Tally the lines containing the word "FoodBook" and give the total alone.

RAW RECORDS:
---+---

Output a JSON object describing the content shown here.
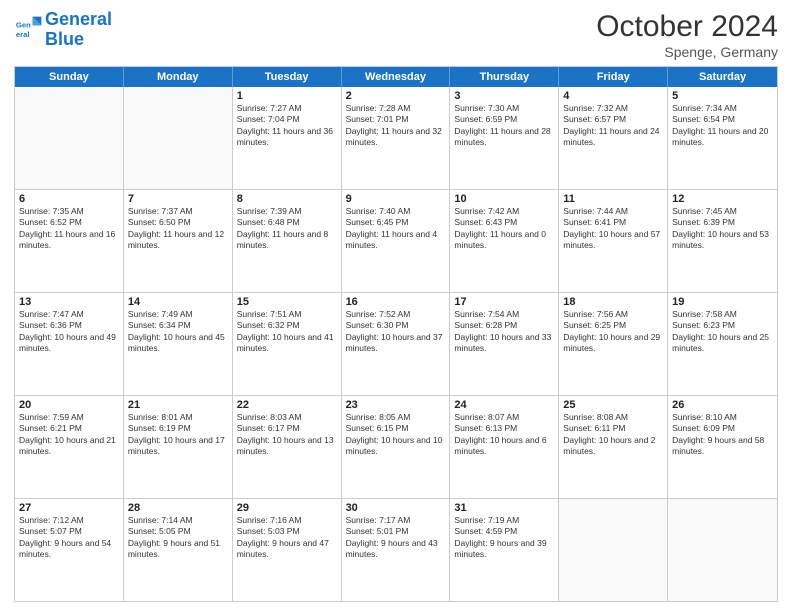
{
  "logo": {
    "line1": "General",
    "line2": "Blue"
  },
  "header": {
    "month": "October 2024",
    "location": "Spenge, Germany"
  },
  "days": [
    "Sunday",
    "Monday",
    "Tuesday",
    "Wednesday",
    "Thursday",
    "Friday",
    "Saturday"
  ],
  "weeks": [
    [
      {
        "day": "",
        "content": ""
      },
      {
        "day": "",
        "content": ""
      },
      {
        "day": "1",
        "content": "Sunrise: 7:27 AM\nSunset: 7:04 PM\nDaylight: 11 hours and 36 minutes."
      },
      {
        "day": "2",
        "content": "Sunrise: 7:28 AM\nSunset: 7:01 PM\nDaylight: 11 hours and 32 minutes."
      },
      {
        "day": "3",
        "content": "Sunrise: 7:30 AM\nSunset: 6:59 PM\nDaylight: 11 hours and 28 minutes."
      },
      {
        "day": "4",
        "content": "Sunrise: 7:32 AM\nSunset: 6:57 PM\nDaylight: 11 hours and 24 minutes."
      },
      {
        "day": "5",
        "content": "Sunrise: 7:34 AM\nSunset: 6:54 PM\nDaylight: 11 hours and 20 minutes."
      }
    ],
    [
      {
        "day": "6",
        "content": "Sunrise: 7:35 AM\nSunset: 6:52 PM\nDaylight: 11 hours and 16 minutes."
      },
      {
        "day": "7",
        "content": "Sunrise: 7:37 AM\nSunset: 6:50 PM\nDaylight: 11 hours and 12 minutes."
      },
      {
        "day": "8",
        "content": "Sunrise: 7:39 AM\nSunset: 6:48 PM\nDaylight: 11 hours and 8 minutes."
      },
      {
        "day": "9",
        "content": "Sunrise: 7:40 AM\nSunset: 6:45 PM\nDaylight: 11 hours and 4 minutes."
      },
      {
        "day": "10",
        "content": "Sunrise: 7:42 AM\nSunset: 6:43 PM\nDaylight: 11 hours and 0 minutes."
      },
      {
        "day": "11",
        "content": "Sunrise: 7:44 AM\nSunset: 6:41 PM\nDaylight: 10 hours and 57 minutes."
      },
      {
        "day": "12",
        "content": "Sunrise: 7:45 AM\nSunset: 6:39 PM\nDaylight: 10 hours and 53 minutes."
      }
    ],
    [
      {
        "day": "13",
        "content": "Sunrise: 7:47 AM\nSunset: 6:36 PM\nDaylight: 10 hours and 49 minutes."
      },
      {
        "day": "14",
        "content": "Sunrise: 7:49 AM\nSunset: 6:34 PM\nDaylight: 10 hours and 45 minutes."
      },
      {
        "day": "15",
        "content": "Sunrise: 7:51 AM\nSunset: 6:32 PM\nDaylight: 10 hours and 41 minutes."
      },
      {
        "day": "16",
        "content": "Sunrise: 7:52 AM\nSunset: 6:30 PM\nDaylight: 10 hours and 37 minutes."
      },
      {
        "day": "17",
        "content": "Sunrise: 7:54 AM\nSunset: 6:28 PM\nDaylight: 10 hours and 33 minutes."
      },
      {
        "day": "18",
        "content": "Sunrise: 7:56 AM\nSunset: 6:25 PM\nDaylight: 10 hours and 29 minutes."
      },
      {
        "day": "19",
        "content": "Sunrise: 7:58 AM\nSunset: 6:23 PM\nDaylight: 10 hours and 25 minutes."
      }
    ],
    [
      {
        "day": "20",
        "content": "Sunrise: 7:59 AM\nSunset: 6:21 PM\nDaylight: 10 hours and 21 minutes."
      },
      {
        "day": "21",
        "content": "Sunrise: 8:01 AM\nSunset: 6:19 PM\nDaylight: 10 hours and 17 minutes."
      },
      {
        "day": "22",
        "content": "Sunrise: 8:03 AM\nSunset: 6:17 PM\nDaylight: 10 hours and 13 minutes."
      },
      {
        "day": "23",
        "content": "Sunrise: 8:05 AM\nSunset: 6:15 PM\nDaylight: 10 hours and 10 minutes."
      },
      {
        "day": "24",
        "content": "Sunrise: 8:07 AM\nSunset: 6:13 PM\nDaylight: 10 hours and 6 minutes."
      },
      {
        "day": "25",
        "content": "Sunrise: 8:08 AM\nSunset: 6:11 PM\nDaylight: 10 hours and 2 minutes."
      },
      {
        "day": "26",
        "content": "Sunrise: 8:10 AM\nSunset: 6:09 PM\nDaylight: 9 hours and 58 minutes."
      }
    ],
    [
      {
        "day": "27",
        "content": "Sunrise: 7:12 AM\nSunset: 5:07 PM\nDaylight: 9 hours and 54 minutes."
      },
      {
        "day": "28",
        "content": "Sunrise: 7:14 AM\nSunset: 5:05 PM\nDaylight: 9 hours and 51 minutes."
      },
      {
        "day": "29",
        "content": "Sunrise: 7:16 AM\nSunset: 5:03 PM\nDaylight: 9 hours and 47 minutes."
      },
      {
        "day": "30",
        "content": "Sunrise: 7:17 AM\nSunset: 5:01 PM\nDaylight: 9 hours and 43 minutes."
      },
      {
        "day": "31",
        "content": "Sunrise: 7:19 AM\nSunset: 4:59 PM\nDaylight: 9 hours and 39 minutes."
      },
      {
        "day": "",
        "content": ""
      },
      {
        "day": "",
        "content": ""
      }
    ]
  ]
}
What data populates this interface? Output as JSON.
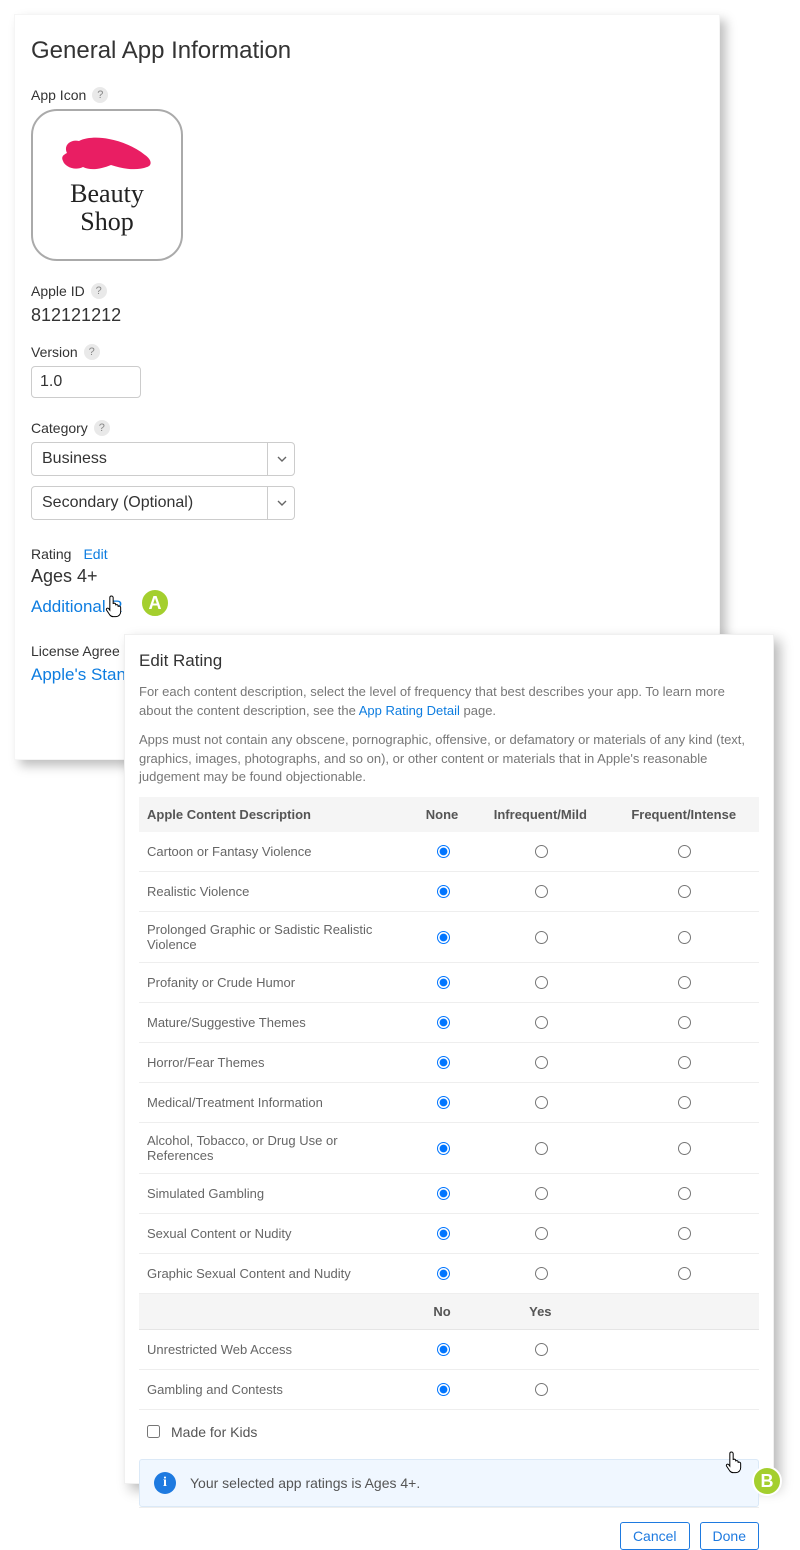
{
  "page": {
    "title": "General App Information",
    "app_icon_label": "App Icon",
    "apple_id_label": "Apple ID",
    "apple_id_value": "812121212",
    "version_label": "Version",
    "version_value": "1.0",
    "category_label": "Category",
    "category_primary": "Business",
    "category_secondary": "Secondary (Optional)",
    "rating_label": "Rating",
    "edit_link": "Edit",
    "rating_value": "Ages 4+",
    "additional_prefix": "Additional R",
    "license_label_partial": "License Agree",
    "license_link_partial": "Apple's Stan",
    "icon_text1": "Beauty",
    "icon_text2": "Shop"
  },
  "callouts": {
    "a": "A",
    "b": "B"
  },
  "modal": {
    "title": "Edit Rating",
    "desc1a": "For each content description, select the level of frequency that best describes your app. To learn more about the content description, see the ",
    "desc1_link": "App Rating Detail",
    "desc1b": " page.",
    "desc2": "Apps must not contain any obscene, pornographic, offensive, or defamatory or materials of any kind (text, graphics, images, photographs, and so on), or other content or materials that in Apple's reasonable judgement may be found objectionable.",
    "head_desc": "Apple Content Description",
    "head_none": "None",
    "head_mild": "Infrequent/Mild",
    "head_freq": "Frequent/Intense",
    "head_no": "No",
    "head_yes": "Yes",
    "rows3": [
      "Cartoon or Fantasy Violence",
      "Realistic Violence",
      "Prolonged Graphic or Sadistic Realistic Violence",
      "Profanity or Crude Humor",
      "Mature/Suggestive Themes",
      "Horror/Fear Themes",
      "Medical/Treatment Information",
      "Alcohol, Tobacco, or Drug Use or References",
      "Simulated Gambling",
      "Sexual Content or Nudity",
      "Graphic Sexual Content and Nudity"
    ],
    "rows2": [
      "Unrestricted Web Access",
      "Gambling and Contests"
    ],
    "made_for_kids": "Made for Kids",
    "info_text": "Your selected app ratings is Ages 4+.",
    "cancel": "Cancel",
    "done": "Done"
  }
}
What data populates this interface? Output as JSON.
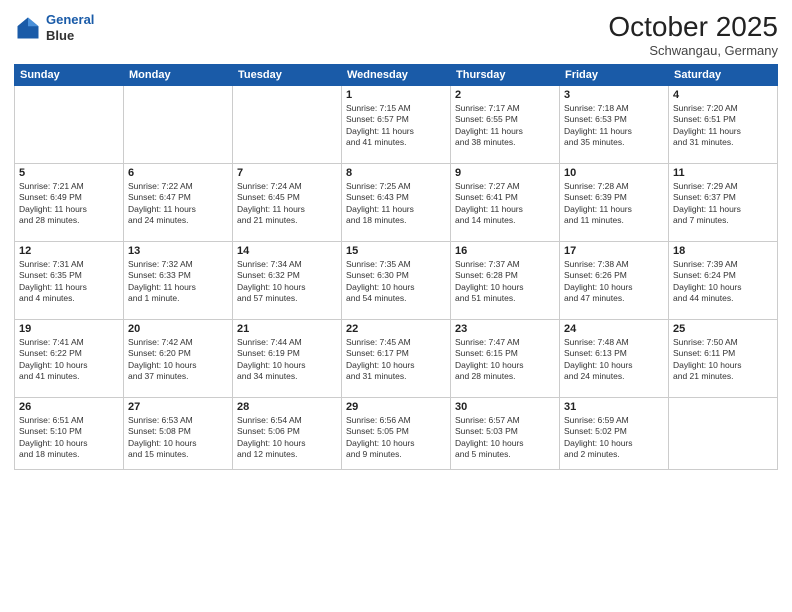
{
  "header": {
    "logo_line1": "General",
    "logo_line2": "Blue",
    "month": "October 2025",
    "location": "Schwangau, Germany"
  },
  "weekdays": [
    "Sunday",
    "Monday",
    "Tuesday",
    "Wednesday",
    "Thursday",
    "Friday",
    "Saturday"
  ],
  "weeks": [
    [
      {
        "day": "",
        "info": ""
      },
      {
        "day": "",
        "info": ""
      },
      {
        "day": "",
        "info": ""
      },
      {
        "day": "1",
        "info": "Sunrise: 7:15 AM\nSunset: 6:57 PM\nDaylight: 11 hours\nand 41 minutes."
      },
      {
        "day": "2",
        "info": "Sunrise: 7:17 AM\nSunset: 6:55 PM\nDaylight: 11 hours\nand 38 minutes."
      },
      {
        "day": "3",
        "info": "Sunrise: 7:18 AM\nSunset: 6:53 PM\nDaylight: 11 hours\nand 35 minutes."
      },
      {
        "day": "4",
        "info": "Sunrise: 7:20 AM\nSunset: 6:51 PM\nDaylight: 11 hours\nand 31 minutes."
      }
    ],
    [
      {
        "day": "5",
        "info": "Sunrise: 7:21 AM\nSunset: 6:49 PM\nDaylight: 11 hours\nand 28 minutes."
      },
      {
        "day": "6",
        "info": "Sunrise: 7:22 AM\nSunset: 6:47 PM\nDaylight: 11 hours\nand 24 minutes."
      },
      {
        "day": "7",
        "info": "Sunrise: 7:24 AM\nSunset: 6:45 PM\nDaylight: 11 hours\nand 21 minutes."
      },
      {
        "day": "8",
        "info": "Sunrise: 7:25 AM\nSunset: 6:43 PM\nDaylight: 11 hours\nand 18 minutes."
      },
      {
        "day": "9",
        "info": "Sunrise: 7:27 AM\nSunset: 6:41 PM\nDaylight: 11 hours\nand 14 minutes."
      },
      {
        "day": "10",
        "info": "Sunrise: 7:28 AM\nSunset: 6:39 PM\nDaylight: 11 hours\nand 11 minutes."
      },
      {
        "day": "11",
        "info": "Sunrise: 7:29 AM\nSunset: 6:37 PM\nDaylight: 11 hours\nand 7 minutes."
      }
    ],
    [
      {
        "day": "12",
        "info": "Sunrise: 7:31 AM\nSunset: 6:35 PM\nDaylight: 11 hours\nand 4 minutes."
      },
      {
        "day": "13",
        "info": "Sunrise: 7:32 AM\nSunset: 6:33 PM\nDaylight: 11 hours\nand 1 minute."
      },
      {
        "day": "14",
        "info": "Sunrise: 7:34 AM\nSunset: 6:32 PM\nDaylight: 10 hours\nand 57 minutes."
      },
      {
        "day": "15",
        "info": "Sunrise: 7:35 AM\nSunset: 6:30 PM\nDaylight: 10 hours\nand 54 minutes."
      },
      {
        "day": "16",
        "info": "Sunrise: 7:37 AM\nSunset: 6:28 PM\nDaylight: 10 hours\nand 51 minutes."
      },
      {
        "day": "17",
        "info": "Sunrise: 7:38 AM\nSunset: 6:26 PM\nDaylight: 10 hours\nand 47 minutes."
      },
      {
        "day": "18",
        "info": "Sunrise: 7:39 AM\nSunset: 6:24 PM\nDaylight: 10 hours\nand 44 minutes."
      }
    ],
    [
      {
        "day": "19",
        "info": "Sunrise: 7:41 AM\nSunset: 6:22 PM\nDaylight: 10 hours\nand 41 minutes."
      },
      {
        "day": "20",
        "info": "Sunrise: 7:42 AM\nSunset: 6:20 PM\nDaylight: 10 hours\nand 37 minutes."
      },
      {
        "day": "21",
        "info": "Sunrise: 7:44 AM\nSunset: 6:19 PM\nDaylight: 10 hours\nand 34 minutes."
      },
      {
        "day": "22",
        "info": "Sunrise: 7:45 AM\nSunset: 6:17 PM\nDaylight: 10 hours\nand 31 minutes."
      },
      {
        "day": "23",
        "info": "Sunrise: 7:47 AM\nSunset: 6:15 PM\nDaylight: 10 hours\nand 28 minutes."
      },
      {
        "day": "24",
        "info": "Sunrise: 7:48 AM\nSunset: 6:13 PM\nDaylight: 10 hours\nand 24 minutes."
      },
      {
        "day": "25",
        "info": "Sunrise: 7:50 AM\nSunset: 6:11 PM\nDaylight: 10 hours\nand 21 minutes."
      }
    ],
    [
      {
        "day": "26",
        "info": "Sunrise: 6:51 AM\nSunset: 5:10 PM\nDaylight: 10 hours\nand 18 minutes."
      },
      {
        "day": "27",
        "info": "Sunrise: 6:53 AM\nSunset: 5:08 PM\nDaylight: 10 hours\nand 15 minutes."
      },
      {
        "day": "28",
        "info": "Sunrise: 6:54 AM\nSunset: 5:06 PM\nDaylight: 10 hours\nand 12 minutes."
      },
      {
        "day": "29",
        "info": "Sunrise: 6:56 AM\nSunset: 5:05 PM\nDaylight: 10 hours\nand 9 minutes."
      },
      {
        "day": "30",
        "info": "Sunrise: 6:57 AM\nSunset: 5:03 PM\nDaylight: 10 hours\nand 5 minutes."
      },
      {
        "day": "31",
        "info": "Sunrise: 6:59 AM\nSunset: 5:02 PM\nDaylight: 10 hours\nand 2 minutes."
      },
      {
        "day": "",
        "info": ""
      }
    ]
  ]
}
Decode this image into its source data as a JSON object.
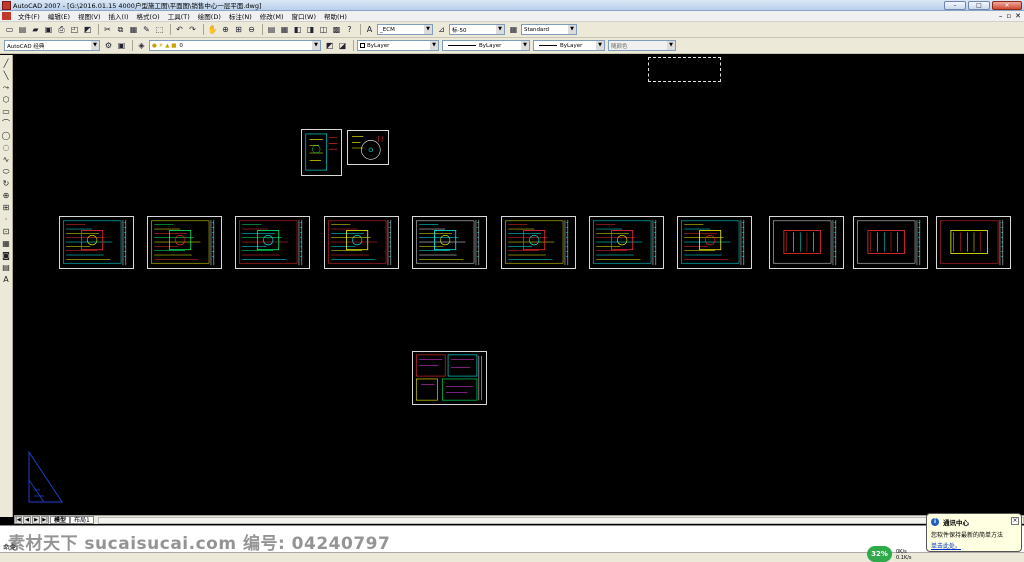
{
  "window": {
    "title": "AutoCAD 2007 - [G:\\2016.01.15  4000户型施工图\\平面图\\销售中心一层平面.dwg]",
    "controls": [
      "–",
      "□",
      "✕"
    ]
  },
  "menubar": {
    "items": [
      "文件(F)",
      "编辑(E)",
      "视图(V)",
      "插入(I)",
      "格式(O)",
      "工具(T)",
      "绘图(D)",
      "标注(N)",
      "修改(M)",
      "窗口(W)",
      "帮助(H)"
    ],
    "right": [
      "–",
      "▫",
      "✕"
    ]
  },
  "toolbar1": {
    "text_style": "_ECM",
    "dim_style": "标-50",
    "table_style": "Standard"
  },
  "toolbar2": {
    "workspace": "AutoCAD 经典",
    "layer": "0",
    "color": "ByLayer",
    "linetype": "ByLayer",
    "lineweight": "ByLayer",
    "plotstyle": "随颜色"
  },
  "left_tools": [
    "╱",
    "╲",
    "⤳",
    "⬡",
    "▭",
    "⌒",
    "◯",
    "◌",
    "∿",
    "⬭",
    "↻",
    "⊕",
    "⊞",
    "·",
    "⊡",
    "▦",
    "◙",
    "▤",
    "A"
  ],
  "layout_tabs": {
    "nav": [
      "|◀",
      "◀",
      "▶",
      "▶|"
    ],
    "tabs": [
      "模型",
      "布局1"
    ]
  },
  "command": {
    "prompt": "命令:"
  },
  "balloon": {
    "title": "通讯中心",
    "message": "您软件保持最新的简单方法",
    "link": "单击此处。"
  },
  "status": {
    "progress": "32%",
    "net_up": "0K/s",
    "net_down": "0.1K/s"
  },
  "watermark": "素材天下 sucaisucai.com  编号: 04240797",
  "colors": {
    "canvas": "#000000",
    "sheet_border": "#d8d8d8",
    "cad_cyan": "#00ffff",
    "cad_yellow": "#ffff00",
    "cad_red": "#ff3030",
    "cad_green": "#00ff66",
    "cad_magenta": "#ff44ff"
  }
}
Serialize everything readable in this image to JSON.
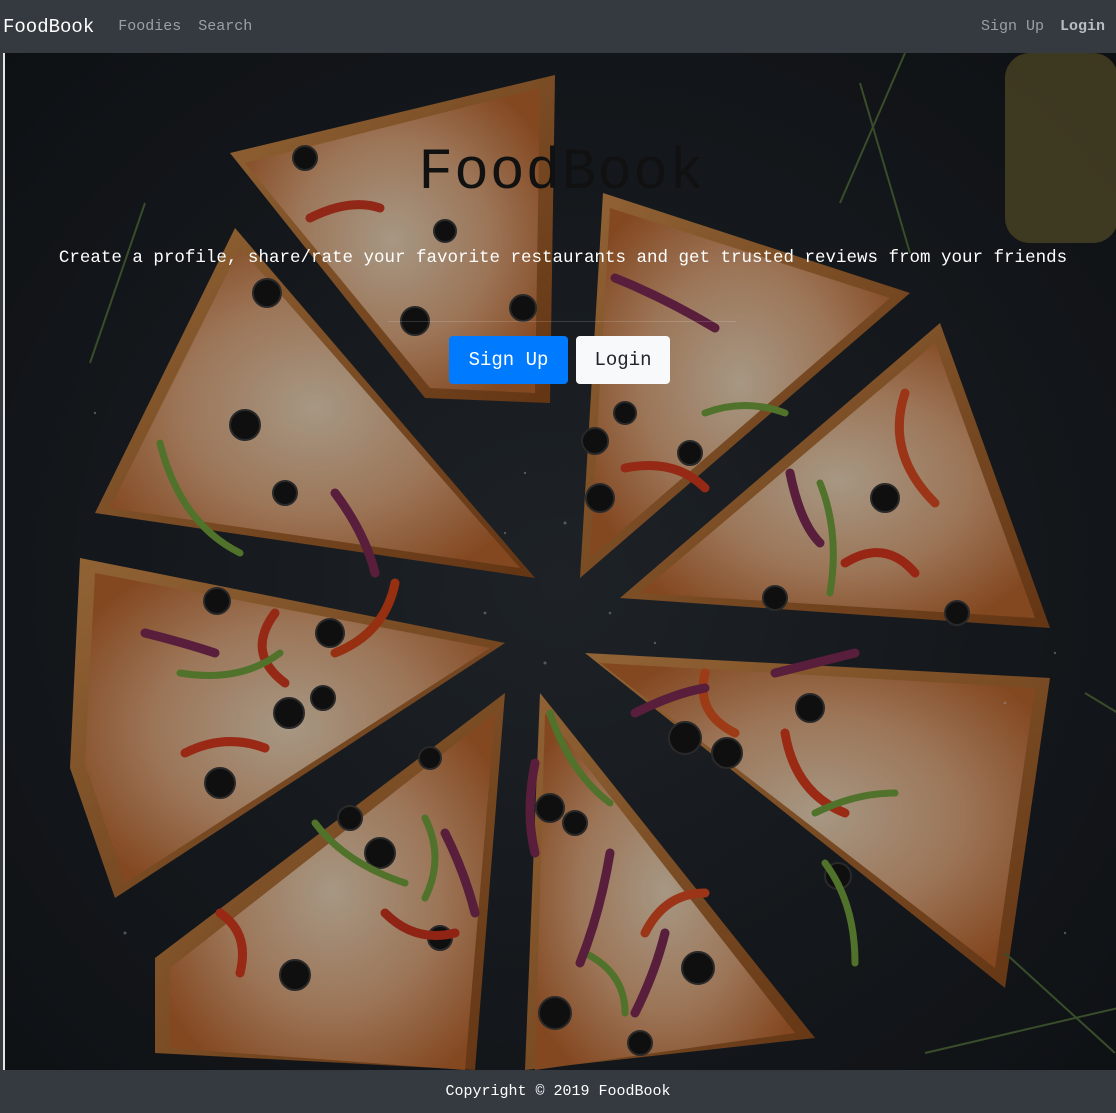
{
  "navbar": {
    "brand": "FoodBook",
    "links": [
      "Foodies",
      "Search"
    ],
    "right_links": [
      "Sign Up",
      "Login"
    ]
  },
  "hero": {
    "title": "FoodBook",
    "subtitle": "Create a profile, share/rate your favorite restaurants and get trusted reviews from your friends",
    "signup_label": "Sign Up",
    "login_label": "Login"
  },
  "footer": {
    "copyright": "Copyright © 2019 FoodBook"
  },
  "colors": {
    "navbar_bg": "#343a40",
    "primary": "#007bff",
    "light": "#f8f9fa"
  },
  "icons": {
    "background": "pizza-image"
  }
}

---+---

OUTPUT:
3